* [Set exercise] Count how many lines in the records contain the string "series", and give only that number.

* [Exercise materials]
☆ ☆ ☆ ☆ ☆ ☆ ☆
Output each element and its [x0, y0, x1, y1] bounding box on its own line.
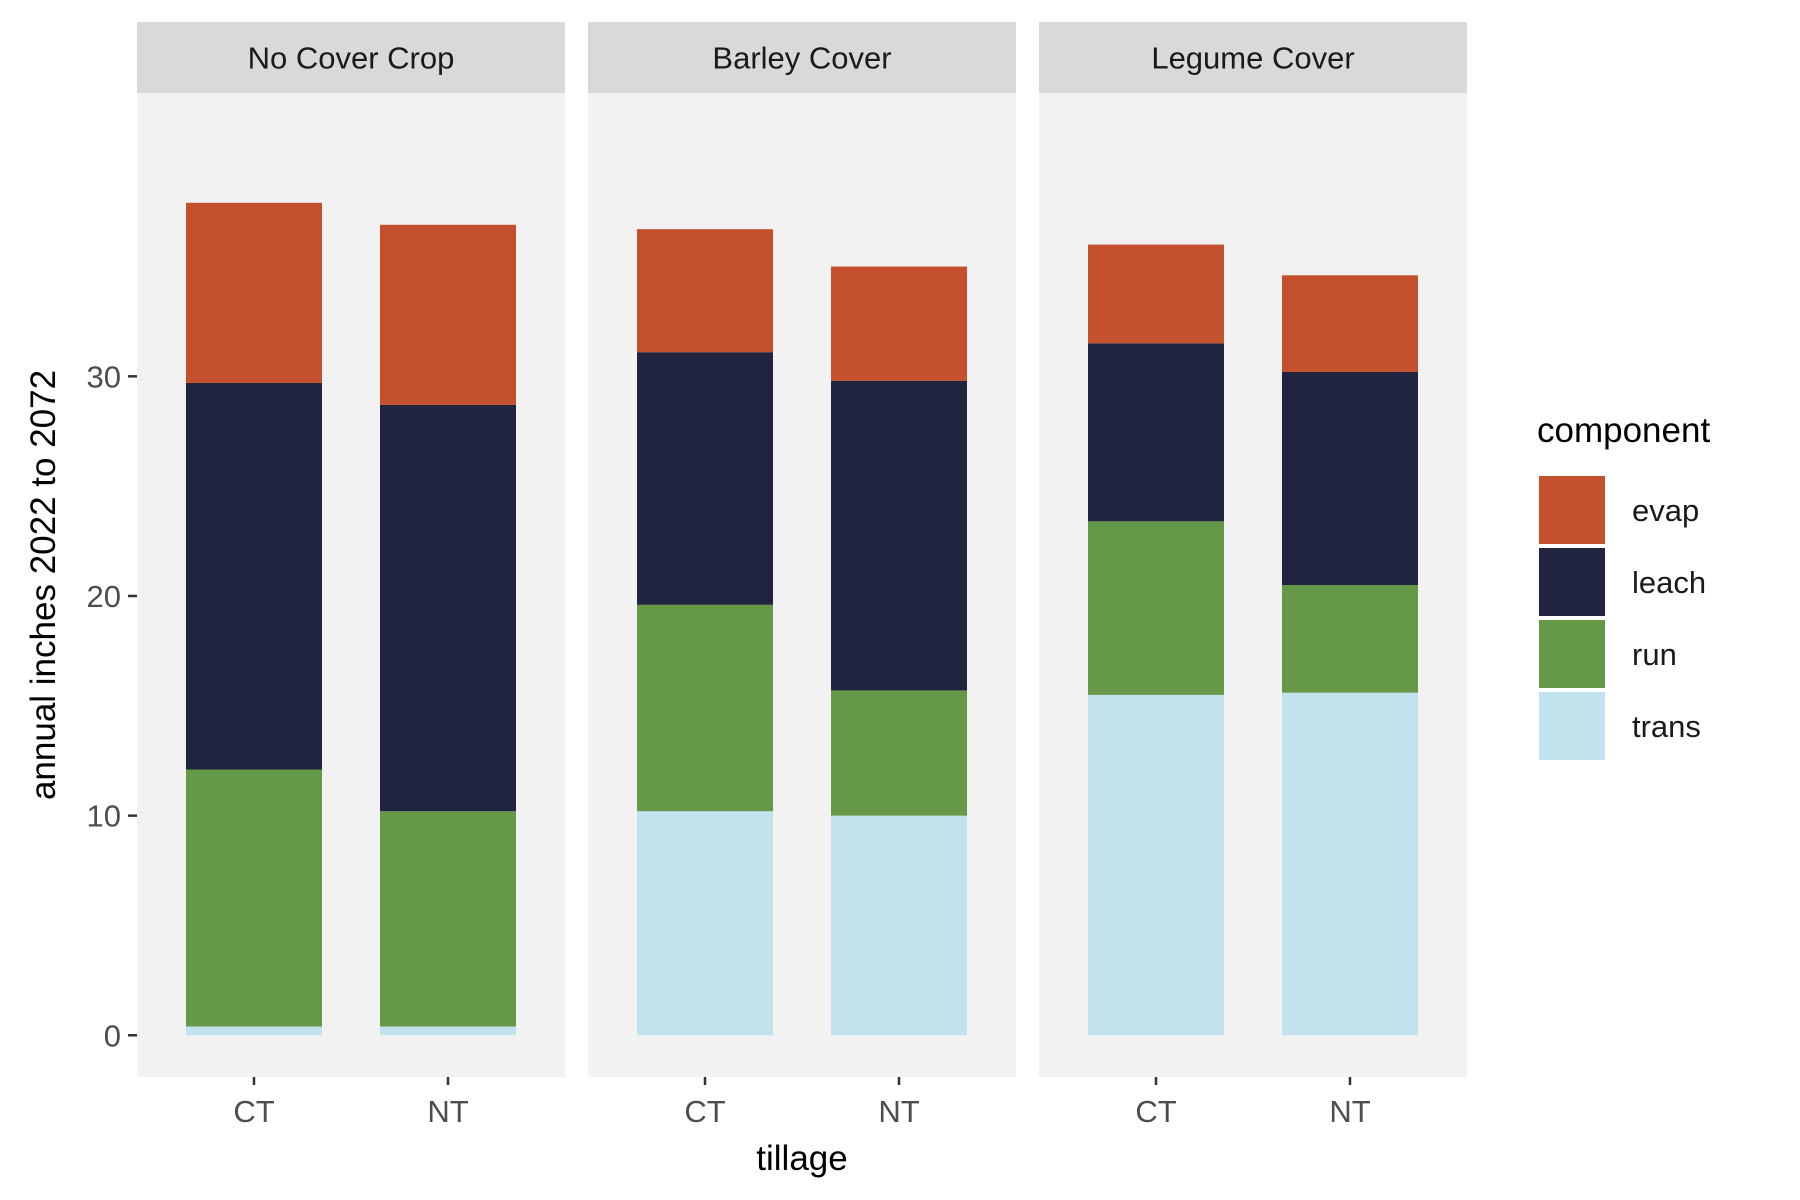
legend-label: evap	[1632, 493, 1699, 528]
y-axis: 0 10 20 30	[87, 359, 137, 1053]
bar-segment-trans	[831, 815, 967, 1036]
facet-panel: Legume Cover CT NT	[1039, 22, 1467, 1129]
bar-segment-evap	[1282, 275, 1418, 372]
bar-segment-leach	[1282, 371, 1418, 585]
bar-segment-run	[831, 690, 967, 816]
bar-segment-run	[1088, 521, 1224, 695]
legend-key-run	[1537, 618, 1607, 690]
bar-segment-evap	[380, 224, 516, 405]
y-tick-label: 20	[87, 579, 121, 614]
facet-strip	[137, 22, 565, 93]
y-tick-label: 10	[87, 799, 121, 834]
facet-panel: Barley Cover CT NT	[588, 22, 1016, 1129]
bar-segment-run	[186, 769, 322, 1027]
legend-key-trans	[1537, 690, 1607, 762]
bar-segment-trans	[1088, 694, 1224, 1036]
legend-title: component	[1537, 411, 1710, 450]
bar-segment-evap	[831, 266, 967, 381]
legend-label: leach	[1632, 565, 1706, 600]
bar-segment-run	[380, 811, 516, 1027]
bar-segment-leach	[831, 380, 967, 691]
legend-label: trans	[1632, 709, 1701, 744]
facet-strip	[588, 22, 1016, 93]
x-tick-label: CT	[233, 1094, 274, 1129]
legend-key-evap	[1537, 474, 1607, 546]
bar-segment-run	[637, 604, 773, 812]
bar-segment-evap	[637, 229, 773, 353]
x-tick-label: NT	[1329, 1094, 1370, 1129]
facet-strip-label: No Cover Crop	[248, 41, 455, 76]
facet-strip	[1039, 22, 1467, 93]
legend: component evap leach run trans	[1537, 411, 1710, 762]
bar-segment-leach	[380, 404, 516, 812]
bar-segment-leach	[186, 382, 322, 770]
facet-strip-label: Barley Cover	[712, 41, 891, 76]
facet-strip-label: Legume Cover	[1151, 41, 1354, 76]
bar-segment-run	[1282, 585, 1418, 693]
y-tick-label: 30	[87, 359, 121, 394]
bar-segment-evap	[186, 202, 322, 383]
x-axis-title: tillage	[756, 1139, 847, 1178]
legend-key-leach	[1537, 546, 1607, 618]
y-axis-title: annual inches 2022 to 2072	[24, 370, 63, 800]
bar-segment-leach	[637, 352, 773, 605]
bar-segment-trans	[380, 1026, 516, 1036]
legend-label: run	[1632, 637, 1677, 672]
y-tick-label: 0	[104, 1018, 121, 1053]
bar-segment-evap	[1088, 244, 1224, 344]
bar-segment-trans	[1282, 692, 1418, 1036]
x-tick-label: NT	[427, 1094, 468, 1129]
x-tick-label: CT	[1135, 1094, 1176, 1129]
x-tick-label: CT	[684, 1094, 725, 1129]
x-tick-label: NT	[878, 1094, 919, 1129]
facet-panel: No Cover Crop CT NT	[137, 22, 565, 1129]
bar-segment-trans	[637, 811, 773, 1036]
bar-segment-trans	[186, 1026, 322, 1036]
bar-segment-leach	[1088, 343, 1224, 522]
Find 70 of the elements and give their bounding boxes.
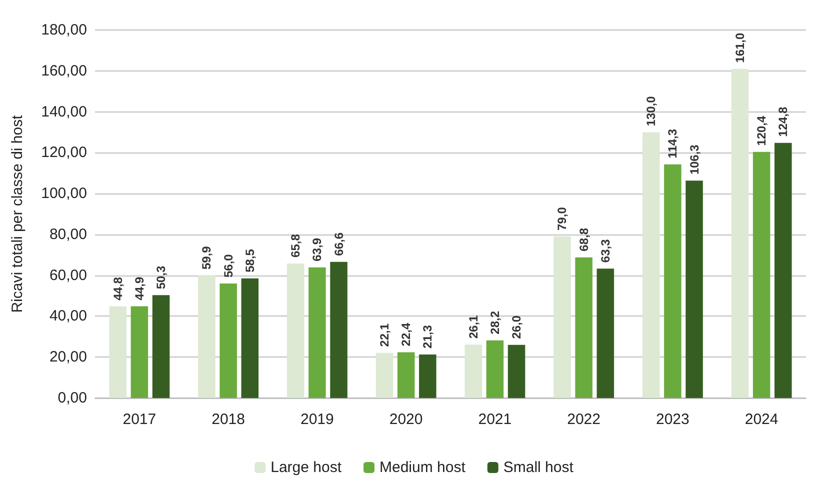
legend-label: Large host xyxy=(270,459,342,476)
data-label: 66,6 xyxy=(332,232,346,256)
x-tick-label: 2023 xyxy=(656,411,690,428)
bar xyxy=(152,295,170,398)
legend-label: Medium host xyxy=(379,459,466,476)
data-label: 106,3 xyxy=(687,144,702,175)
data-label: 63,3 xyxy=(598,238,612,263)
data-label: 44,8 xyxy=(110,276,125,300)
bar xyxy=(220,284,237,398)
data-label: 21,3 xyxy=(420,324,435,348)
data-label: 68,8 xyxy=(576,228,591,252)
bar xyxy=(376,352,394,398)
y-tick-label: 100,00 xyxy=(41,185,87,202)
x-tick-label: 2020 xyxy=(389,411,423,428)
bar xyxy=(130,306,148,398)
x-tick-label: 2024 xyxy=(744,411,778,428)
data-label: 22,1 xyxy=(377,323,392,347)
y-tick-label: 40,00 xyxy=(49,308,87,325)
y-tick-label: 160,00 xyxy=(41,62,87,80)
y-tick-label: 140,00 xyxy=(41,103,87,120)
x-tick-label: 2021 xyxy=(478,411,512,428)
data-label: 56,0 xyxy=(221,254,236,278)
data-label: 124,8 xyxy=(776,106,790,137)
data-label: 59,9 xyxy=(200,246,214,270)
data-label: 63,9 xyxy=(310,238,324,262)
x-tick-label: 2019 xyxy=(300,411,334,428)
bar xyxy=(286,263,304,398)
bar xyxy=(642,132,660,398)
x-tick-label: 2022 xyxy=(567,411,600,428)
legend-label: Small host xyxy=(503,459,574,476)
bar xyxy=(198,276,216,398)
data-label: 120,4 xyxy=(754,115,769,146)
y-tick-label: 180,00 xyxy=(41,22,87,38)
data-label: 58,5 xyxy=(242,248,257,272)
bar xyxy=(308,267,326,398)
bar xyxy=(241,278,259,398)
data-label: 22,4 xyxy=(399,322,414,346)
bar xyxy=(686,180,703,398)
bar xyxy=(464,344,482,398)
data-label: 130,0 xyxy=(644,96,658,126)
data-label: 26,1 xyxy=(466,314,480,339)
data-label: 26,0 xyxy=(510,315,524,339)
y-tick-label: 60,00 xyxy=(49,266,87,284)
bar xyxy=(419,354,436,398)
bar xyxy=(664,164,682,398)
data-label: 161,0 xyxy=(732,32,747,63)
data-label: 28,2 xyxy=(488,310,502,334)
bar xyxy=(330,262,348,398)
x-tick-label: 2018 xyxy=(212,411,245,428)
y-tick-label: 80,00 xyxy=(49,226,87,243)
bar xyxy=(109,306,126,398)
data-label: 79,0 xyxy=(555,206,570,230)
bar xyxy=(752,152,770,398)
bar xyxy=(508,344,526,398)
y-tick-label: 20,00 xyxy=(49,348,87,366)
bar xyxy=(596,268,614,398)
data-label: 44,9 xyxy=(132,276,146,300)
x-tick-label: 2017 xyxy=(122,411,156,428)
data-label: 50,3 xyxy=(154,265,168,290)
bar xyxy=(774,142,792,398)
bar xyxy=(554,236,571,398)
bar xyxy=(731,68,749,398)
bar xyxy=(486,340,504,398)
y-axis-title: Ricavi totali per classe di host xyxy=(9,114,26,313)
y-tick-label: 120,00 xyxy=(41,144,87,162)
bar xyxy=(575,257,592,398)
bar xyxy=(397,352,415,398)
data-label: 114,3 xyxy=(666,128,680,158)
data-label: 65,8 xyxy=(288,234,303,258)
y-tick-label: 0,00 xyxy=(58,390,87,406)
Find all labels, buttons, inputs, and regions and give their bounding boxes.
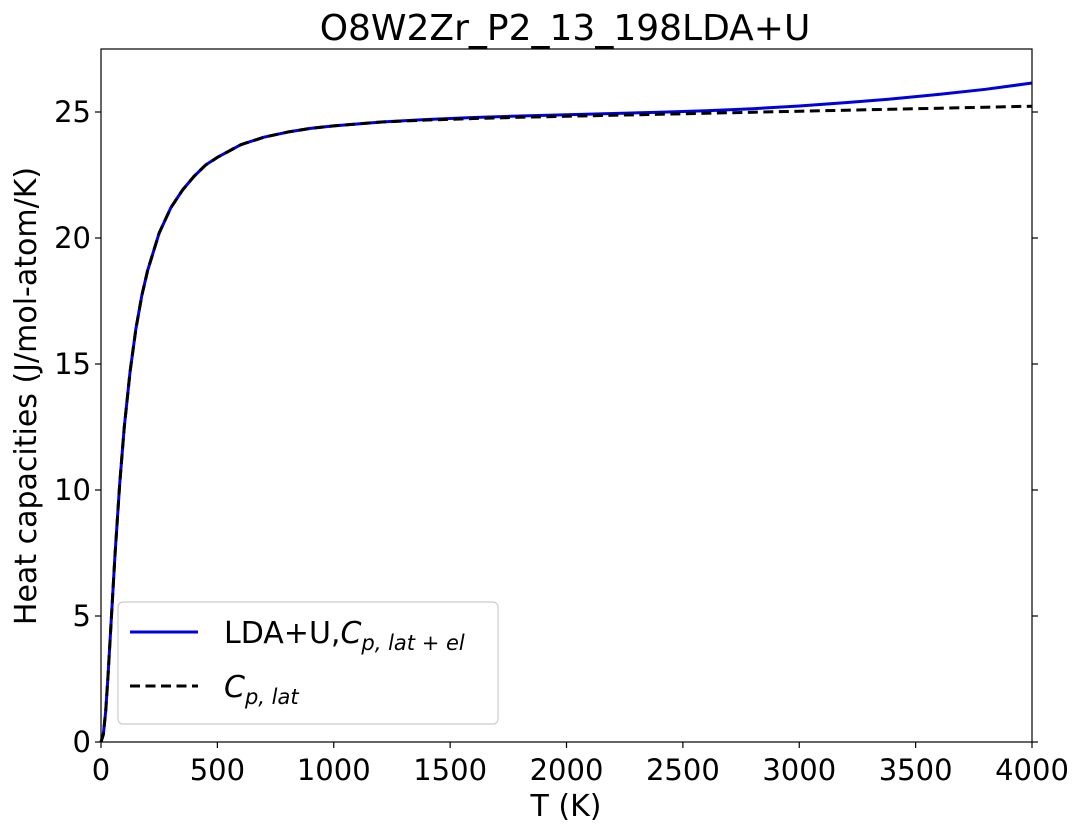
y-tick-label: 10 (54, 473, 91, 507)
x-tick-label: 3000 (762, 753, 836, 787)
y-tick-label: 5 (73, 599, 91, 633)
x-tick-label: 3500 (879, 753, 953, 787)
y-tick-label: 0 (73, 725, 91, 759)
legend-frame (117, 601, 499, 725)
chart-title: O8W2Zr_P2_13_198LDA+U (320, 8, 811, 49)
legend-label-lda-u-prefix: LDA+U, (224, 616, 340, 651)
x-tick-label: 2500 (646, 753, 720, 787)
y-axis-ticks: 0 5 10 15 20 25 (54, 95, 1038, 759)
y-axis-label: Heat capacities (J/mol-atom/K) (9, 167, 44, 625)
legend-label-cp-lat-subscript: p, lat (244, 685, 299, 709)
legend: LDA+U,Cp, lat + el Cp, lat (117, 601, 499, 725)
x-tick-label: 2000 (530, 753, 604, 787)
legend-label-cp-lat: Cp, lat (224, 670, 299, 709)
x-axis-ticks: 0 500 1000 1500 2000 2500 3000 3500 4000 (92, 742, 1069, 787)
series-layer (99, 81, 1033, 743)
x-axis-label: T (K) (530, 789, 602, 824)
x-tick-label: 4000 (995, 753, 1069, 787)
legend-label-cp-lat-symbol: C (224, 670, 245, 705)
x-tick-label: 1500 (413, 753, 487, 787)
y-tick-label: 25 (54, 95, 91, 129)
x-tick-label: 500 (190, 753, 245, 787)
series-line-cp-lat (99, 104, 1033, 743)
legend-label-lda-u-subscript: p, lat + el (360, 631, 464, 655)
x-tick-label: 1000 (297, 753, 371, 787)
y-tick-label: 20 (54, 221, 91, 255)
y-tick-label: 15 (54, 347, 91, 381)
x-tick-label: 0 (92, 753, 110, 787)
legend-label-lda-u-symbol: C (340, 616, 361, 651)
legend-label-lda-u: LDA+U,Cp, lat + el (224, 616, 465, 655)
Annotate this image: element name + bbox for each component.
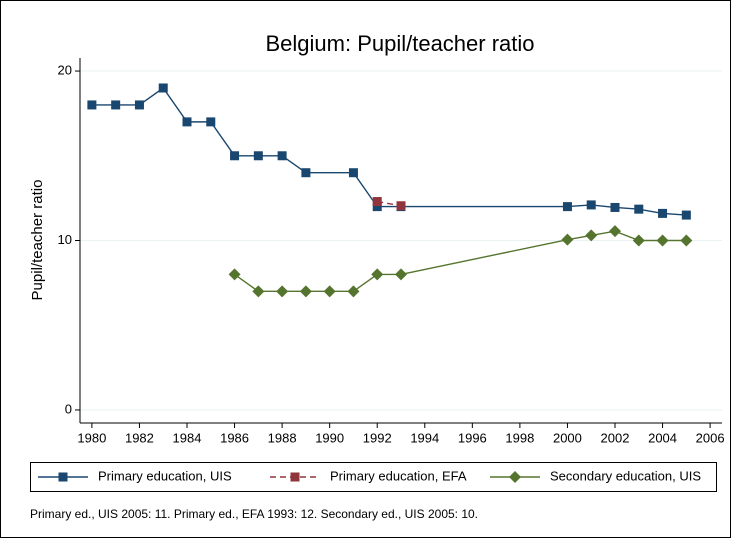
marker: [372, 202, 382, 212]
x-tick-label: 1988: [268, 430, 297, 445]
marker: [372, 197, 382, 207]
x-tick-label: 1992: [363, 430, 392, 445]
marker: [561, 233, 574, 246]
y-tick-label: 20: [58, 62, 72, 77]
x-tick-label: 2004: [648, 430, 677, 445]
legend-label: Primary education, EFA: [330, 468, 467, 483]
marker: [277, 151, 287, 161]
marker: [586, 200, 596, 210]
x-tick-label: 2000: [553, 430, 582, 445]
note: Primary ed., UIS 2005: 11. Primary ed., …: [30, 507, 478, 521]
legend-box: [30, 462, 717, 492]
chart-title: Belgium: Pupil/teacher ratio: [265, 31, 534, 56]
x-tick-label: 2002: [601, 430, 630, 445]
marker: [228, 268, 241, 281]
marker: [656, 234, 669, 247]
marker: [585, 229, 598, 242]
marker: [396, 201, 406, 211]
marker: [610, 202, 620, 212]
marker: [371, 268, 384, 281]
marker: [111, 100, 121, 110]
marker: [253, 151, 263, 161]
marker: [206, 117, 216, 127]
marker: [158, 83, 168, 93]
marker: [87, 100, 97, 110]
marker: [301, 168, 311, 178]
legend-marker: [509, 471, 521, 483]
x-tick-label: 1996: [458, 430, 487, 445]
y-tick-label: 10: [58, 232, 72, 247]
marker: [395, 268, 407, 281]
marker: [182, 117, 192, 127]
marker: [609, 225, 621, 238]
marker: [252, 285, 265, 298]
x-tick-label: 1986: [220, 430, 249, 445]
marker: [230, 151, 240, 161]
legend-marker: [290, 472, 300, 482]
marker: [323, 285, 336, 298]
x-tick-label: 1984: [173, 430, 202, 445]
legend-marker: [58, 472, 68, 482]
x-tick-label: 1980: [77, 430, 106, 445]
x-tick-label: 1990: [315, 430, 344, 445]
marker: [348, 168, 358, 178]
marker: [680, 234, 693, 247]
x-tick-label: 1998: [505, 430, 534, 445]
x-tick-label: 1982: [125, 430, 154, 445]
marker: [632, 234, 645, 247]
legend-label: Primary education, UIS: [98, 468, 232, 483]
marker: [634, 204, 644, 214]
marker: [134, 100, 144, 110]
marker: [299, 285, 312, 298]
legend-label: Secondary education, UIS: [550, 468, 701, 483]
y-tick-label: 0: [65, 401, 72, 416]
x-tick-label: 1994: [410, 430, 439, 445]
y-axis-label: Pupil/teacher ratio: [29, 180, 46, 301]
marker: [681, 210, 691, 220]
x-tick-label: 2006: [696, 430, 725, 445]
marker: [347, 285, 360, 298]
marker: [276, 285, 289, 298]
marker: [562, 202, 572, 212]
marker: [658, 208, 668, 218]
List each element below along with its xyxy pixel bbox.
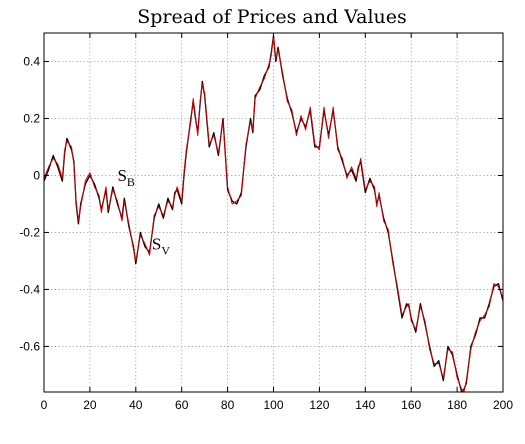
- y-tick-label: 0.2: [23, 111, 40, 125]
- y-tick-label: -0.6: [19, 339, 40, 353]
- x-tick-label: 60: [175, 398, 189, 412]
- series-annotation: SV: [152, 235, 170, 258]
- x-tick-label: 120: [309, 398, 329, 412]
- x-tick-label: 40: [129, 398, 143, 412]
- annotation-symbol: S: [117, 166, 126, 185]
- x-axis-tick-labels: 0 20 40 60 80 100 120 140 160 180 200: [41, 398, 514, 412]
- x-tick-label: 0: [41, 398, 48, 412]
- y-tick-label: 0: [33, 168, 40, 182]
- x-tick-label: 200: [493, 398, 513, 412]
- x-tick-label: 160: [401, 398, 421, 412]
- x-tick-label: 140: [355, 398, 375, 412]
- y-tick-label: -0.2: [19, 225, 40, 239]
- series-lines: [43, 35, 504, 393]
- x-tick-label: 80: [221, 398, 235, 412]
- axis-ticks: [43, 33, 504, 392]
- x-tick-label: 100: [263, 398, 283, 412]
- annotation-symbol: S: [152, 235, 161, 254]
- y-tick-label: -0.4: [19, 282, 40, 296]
☆ ☆ ☆ ☆ ☆ ☆ ☆
* [In response] 4